▶ _Instructions for the task_:
Copy down every line where the string "관리단의" shows up.

--- start of Dataset records ---

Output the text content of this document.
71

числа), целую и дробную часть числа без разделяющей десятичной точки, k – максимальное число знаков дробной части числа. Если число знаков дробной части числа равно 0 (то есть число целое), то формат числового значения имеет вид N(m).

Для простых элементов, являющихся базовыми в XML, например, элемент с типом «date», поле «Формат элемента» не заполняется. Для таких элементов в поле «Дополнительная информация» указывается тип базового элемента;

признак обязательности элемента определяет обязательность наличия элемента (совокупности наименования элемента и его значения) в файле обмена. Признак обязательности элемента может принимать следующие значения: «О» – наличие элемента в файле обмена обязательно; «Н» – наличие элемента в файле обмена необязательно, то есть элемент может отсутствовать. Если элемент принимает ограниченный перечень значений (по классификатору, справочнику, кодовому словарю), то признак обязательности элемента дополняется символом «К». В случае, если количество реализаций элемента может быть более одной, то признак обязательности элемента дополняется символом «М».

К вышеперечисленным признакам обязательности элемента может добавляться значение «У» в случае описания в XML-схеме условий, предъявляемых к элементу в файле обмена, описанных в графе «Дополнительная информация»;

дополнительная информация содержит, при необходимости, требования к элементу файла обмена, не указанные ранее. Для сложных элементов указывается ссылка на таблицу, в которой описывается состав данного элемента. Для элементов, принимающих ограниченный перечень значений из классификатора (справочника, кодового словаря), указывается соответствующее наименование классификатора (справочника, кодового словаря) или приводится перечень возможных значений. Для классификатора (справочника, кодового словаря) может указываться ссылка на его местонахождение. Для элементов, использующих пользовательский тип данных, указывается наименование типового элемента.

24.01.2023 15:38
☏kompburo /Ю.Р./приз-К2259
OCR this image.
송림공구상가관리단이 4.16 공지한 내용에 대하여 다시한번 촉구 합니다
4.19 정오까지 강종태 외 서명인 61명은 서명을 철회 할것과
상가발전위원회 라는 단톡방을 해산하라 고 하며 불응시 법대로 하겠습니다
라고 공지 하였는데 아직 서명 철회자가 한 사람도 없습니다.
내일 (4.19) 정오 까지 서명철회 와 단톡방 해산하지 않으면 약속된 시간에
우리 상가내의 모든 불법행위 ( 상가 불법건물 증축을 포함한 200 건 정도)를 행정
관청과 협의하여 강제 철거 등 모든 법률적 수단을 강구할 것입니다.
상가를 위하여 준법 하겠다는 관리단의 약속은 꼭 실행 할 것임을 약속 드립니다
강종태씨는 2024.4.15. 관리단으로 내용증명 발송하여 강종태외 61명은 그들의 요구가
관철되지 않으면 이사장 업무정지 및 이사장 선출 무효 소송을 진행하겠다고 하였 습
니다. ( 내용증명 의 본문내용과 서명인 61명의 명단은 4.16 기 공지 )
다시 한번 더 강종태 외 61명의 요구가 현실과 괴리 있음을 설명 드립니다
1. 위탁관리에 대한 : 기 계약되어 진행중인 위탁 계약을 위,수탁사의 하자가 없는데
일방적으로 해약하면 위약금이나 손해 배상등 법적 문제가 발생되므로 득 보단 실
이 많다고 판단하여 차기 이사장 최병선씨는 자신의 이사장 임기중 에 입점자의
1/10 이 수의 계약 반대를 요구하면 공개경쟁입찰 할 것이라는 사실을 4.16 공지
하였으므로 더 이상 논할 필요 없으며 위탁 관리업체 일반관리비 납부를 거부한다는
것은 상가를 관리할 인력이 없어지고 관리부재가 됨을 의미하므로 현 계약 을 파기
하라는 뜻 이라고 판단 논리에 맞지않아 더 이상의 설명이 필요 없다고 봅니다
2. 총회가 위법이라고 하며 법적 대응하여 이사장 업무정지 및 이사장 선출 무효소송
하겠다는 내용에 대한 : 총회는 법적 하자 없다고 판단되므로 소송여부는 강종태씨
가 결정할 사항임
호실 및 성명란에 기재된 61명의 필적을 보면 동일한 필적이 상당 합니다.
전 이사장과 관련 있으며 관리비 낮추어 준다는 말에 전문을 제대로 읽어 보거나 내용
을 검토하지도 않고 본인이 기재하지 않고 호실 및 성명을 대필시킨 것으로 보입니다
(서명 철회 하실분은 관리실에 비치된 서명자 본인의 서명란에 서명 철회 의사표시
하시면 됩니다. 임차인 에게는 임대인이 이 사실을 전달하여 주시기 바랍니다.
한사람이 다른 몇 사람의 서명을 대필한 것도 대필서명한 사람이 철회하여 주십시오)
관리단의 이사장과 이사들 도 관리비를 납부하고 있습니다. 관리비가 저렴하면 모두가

--- end of Dataset records ---

▶ _Expected output_:
상가를 위하여 준법 하겠다는 관리단의 약속은 꼭 실행 할 것임을 약속 드립니다
관리단의 이사장과 이사들 도 관리비를 납부하고 있습니다. 관리비가 저렴하면 모두가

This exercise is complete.